* _EXERCISE BRIEF_: You are to retype all of the data exactly as it appears.

— BEGIN DATA ENTRIES —

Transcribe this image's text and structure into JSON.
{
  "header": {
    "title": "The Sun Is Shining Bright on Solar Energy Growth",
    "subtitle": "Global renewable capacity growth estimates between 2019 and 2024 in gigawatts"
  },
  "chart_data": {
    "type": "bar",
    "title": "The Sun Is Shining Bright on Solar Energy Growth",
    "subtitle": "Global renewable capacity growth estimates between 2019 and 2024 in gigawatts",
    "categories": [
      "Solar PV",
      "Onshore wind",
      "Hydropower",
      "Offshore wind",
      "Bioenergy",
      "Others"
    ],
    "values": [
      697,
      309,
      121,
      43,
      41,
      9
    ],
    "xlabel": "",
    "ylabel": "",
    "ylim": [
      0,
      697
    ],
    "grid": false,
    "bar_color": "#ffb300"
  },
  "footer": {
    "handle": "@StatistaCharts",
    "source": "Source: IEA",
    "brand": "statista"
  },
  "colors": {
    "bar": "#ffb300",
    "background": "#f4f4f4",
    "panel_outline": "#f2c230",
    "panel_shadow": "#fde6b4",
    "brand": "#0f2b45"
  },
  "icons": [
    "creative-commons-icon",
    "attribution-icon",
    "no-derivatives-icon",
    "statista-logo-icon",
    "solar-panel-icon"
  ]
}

— END DATA ENTRIES —

* _SOLUTION FOR THIS PROBLEM_:
Transcribe this image's text and structure into JSON.
{
  "header": {
    "title": "The Sun Is Shining Bright on Solar Energy Growth",
    "subtitle": "Global renewable capacity growth estimates between 2019 and 2024 in gigawatts"
  },
  "chart_data": {
    "type": "bar",
    "title": "The Sun Is Shining Bright on Solar Energy Growth",
    "subtitle": "Global renewable capacity growth estimates between 2019 and 2024 in gigawatts",
    "categories": [
      "Solar PV",
      "Onshore wind",
      "Hydropower",
      "Offshore wind",
      "Bioenergy",
      "Others"
    ],
    "values": [
      697,
      309,
      121,
      43,
      41,
      9
    ],
    "xlabel": "",
    "ylabel": "",
    "ylim": [
      0,
      697
    ],
    "grid": false,
    "bar_color": "#ffb300"
  },
  "footer": {
    "handle": "@StatistaCharts",
    "source": "Source: IEA",
    "brand": "statista"
  },
  "colors": {
    "bar": "#ffb300",
    "background": "#f4f4f4",
    "panel_outline": "#f2c230",
    "panel_shadow": "#fde6b4",
    "brand": "#0f2b45"
  },
  "icons": [
    "creative-commons-icon",
    "attribution-icon",
    "no-derivatives-icon",
    "statista-logo-icon",
    "solar-panel-icon"
  ]
}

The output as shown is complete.